## AIM OF THE EXERCISE
Output the data below in full, character for character.
** Start of DATA FOR THIS EXERCISE **
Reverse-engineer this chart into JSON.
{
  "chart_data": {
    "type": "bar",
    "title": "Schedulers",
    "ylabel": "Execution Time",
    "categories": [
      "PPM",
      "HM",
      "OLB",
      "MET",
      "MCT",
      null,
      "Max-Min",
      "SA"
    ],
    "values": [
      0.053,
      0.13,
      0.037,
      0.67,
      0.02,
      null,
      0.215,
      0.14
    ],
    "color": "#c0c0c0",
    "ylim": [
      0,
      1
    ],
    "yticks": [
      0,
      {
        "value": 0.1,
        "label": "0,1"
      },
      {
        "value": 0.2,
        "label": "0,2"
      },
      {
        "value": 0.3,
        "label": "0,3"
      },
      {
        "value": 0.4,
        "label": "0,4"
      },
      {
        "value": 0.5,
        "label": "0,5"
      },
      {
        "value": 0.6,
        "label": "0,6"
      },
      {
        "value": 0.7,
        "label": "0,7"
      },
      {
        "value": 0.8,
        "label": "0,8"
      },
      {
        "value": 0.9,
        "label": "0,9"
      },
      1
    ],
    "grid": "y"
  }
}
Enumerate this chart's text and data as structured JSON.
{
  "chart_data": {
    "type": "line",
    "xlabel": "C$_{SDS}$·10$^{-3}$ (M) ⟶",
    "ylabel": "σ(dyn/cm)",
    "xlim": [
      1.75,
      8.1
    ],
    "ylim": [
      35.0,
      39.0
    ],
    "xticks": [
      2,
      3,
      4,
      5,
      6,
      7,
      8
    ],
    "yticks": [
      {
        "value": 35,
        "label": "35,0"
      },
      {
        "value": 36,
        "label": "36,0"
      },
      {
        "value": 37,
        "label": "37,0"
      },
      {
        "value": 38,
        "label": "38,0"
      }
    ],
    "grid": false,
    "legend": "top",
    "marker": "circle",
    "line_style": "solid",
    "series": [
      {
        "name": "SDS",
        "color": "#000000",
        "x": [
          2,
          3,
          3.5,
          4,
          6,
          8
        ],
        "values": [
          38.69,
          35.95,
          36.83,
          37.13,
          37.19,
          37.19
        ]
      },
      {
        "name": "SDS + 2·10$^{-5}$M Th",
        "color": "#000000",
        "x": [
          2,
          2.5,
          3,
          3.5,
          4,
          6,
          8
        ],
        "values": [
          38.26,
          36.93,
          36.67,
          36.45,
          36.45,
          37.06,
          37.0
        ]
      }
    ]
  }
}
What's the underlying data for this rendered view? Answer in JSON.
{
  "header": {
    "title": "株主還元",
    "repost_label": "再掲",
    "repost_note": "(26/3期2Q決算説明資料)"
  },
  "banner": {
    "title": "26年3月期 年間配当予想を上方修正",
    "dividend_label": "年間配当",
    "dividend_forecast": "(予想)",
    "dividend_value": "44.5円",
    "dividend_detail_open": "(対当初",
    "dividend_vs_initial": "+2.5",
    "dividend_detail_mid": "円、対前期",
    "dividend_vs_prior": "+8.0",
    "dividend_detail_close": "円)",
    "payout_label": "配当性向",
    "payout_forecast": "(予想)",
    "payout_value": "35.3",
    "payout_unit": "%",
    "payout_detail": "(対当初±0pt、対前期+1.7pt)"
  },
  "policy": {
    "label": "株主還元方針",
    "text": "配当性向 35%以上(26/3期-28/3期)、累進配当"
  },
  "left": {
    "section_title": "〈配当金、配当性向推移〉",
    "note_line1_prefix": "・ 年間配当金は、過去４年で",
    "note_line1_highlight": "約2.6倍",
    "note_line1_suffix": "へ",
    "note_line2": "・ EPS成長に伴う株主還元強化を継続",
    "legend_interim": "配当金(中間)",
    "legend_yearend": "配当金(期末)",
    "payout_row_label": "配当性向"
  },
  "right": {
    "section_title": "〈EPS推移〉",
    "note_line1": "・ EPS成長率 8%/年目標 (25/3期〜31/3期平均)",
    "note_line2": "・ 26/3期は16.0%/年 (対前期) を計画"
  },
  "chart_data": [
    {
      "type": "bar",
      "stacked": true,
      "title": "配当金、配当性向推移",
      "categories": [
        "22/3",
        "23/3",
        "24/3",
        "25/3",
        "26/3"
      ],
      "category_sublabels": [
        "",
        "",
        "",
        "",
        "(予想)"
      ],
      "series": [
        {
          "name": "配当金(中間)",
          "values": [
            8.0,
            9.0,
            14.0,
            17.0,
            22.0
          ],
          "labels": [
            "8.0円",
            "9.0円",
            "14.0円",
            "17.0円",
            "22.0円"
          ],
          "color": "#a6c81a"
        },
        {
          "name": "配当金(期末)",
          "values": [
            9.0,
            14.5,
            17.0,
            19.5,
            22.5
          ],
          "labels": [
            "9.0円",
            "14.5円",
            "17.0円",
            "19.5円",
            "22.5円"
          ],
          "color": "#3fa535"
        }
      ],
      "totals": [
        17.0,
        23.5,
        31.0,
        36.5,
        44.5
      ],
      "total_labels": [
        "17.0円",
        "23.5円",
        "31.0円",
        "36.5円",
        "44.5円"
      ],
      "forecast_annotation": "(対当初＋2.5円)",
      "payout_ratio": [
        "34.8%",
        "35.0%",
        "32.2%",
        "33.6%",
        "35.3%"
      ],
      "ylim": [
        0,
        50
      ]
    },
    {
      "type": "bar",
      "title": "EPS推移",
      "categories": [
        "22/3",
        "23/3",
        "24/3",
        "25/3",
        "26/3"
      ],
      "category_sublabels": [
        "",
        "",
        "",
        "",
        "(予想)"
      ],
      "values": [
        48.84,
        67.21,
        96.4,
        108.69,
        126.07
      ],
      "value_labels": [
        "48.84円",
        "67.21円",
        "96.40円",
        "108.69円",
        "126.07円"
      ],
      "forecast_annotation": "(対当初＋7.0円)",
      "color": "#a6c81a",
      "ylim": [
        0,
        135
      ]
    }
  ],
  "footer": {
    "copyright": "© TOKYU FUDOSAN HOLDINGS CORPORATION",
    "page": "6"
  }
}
** End of DATA FOR THIS EXERCISE **
## SOLUTION TO THE PROBLEM
Reverse-engineer this chart into JSON.
{
  "chart_data": {
    "type": "bar",
    "title": "Schedulers",
    "ylabel": "Execution Time",
    "categories": [
      "PPM",
      "HM",
      "OLB",
      "MET",
      "MCT",
      null,
      "Max-Min",
      "SA"
    ],
    "values": [
      0.053,
      0.13,
      0.037,
      0.67,
      0.02,
      null,
      0.215,
      0.14
    ],
    "color": "#c0c0c0",
    "ylim": [
      0,
      1
    ],
    "yticks": [
      0,
      {
        "value": 0.1,
        "label": "0,1"
      },
      {
        "value": 0.2,
        "label": "0,2"
      },
      {
        "value": 0.3,
        "label": "0,3"
      },
      {
        "value": 0.4,
        "label": "0,4"
      },
      {
        "value": 0.5,
        "label": "0,5"
      },
      {
        "value": 0.6,
        "label": "0,6"
      },
      {
        "value": 0.7,
        "label": "0,7"
      },
      {
        "value": 0.8,
        "label": "0,8"
      },
      {
        "value": 0.9,
        "label": "0,9"
      },
      1
    ],
    "grid": "y"
  }
}
Enumerate this chart's text and data as structured JSON.
{
  "chart_data": {
    "type": "line",
    "xlabel": "C$_{SDS}$·10$^{-3}$ (M) ⟶",
    "ylabel": "σ(dyn/cm)",
    "xlim": [
      1.75,
      8.1
    ],
    "ylim": [
      35.0,
      39.0
    ],
    "xticks": [
      2,
      3,
      4,
      5,
      6,
      7,
      8
    ],
    "yticks": [
      {
        "value": 35,
        "label": "35,0"
      },
      {
        "value": 36,
        "label": "36,0"
      },
      {
        "value": 37,
        "label": "37,0"
      },
      {
        "value": 38,
        "label": "38,0"
      }
    ],
    "grid": false,
    "legend": "top",
    "marker": "circle",
    "line_style": "solid",
    "series": [
      {
        "name": "SDS",
        "color": "#000000",
        "x": [
          2,
          3,
          3.5,
          4,
          6,
          8
        ],
        "values": [
          38.69,
          35.95,
          36.83,
          37.13,
          37.19,
          37.19
        ]
      },
      {
        "name": "SDS + 2·10$^{-5}$M Th",
        "color": "#000000",
        "x": [
          2,
          2.5,
          3,
          3.5,
          4,
          6,
          8
        ],
        "values": [
          38.26,
          36.93,
          36.67,
          36.45,
          36.45,
          37.06,
          37.0
        ]
      }
    ]
  }
}
What's the underlying data for this rendered view? Answer in JSON.
{
  "header": {
    "title": "株主還元",
    "repost_label": "再掲",
    "repost_note": "(26/3期2Q決算説明資料)"
  },
  "banner": {
    "title": "26年3月期 年間配当予想を上方修正",
    "dividend_label": "年間配当",
    "dividend_forecast": "(予想)",
    "dividend_value": "44.5円",
    "dividend_detail_open": "(対当初",
    "dividend_vs_initial": "+2.5",
    "dividend_detail_mid": "円、対前期",
    "dividend_vs_prior": "+8.0",
    "dividend_detail_close": "円)",
    "payout_label": "配当性向",
    "payout_forecast": "(予想)",
    "payout_value": "35.3",
    "payout_unit": "%",
    "payout_detail": "(対当初±0pt、対前期+1.7pt)"
  },
  "policy": {
    "label": "株主還元方針",
    "text": "配当性向 35%以上(26/3期-28/3期)、累進配当"
  },
  "left": {
    "section_title": "〈配当金、配当性向推移〉",
    "note_line1_prefix": "・ 年間配当金は、過去４年で",
    "note_line1_highlight": "約2.6倍",
    "note_line1_suffix": "へ",
    "note_line2": "・ EPS成長に伴う株主還元強化を継続",
    "legend_interim": "配当金(中間)",
    "legend_yearend": "配当金(期末)",
    "payout_row_label": "配当性向"
  },
  "right": {
    "section_title": "〈EPS推移〉",
    "note_line1": "・ EPS成長率 8%/年目標 (25/3期〜31/3期平均)",
    "note_line2": "・ 26/3期は16.0%/年 (対前期) を計画"
  },
  "chart_data": [
    {
      "type": "bar",
      "stacked": true,
      "title": "配当金、配当性向推移",
      "categories": [
        "22/3",
        "23/3",
        "24/3",
        "25/3",
        "26/3"
      ],
      "category_sublabels": [
        "",
        "",
        "",
        "",
        "(予想)"
      ],
      "series": [
        {
          "name": "配当金(中間)",
          "values": [
            8.0,
            9.0,
            14.0,
            17.0,
            22.0
          ],
          "labels": [
            "8.0円",
            "9.0円",
            "14.0円",
            "17.0円",
            "22.0円"
          ],
          "color": "#a6c81a"
        },
        {
          "name": "配当金(期末)",
          "values": [
            9.0,
            14.5,
            17.0,
            19.5,
            22.5
          ],
          "labels": [
            "9.0円",
            "14.5円",
            "17.0円",
            "19.5円",
            "22.5円"
          ],
          "color": "#3fa535"
        }
      ],
      "totals": [
        17.0,
        23.5,
        31.0,
        36.5,
        44.5
      ],
      "total_labels": [
        "17.0円",
        "23.5円",
        "31.0円",
        "36.5円",
        "44.5円"
      ],
      "forecast_annotation": "(対当初＋2.5円)",
      "payout_ratio": [
        "34.8%",
        "35.0%",
        "32.2%",
        "33.6%",
        "35.3%"
      ],
      "ylim": [
        0,
        50
      ]
    },
    {
      "type": "bar",
      "title": "EPS推移",
      "categories": [
        "22/3",
        "23/3",
        "24/3",
        "25/3",
        "26/3"
      ],
      "category_sublabels": [
        "",
        "",
        "",
        "",
        "(予想)"
      ],
      "values": [
        48.84,
        67.21,
        96.4,
        108.69,
        126.07
      ],
      "value_labels": [
        "48.84円",
        "67.21円",
        "96.40円",
        "108.69円",
        "126.07円"
      ],
      "forecast_annotation": "(対当初＋7.0円)",
      "color": "#a6c81a",
      "ylim": [
        0,
        135
      ]
    }
  ],
  "footer": {
    "copyright": "© TOKYU FUDOSAN HOLDINGS CORPORATION",
    "page": "6"
  }
}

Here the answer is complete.